Supplied material:
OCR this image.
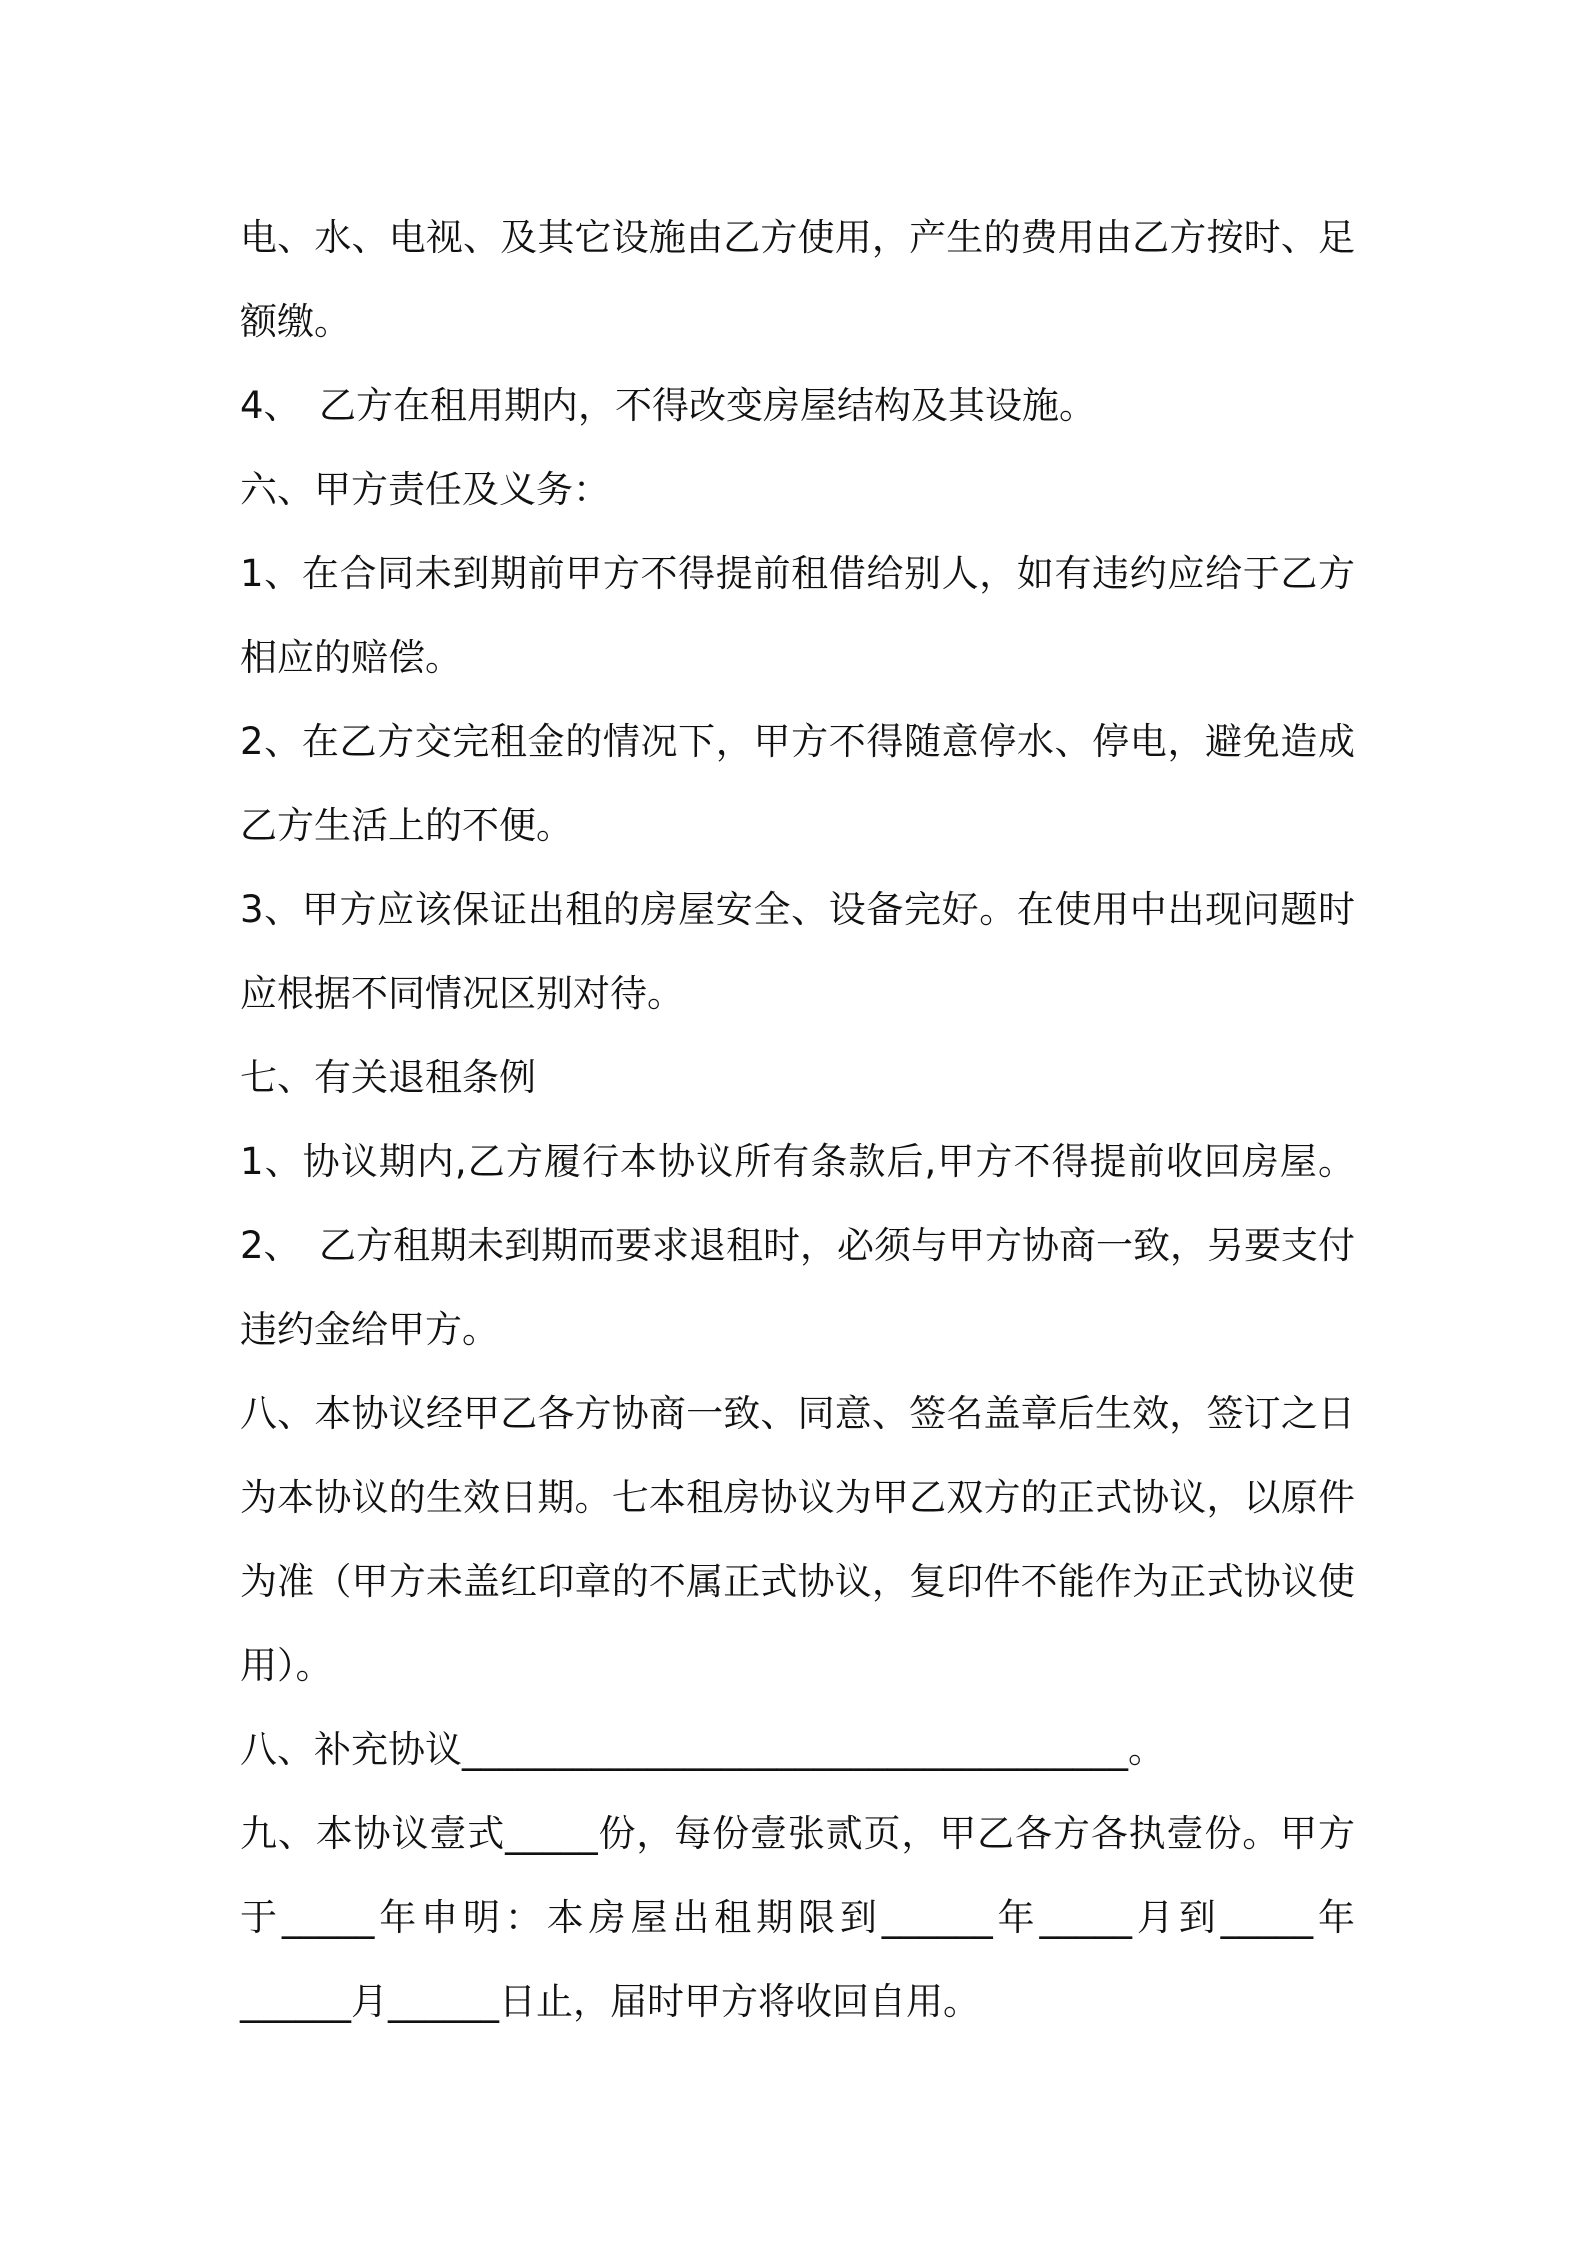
电、水、电视、及其它设施由乙方使用，产生的费用由乙方按时、足

额缴。

4、　乙方在租用期内，不得改变房屋结构及其设施。

六、甲方责任及义务：

1、在合同未到期前甲方不得提前租借给别人，如有违约应给于乙方

相应的赔偿。

2、在乙方交完租金的情况下，甲方不得随意停水、停电，避免造成

乙方生活上的不便。

3、甲方应该保证出租的房屋安全、设备完好。在使用中出现问题时

应根据不同情况区别对待。

七、有关退租条例

1、协议期内,乙方履行本协议所有条款后,甲方不得提前收回房屋。

2、　乙方租期未到期而要求退租时，必须与甲方协商一致，另要支付

违约金给甲方。

八、本协议经甲乙各方协商一致、同意、签名盖章后生效，签订之日

为本协议的生效日期。七本租房协议为甲乙双方的正式协议，以原件

为准（甲方未盖红印章的不属正式协议，复印件不能作为正式协议使

用）。

八、补充协议____________________________________。

九、本协议壹式_____份，每份壹张贰页，甲乙各方各执壹份。甲方

于_____年申明：本房屋出租期限到______年_____月到_____年

______月______日止，届时甲方将收回自用。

Written request:
All of the material above should be reproduced exactly, except the pictures.

Result:
OCR this image.
电、水、电视、及其它设施由乙方使用，产生的费用由乙方按时、足

额缴。

4、　乙方在租用期内，不得改变房屋结构及其设施。

六、甲方责任及义务：

1、在合同未到期前甲方不得提前租借给别人，如有违约应给于乙方

相应的赔偿。

2、在乙方交完租金的情况下，甲方不得随意停水、停电，避免造成

乙方生活上的不便。

3、甲方应该保证出租的房屋安全、设备完好。在使用中出现问题时

应根据不同情况区别对待。

七、有关退租条例

1、协议期内,乙方履行本协议所有条款后,甲方不得提前收回房屋。

2、　乙方租期未到期而要求退租时，必须与甲方协商一致，另要支付

违约金给甲方。

八、本协议经甲乙各方协商一致、同意、签名盖章后生效，签订之日

为本协议的生效日期。七本租房协议为甲乙双方的正式协议，以原件

为准（甲方未盖红印章的不属正式协议，复印件不能作为正式协议使

用）。

八、补充协议____________________________________。

九、本协议壹式_____份，每份壹张贰页，甲乙各方各执壹份。甲方

于_____年申明：本房屋出租期限到______年_____月到_____年

______月______日止，届时甲方将收回自用。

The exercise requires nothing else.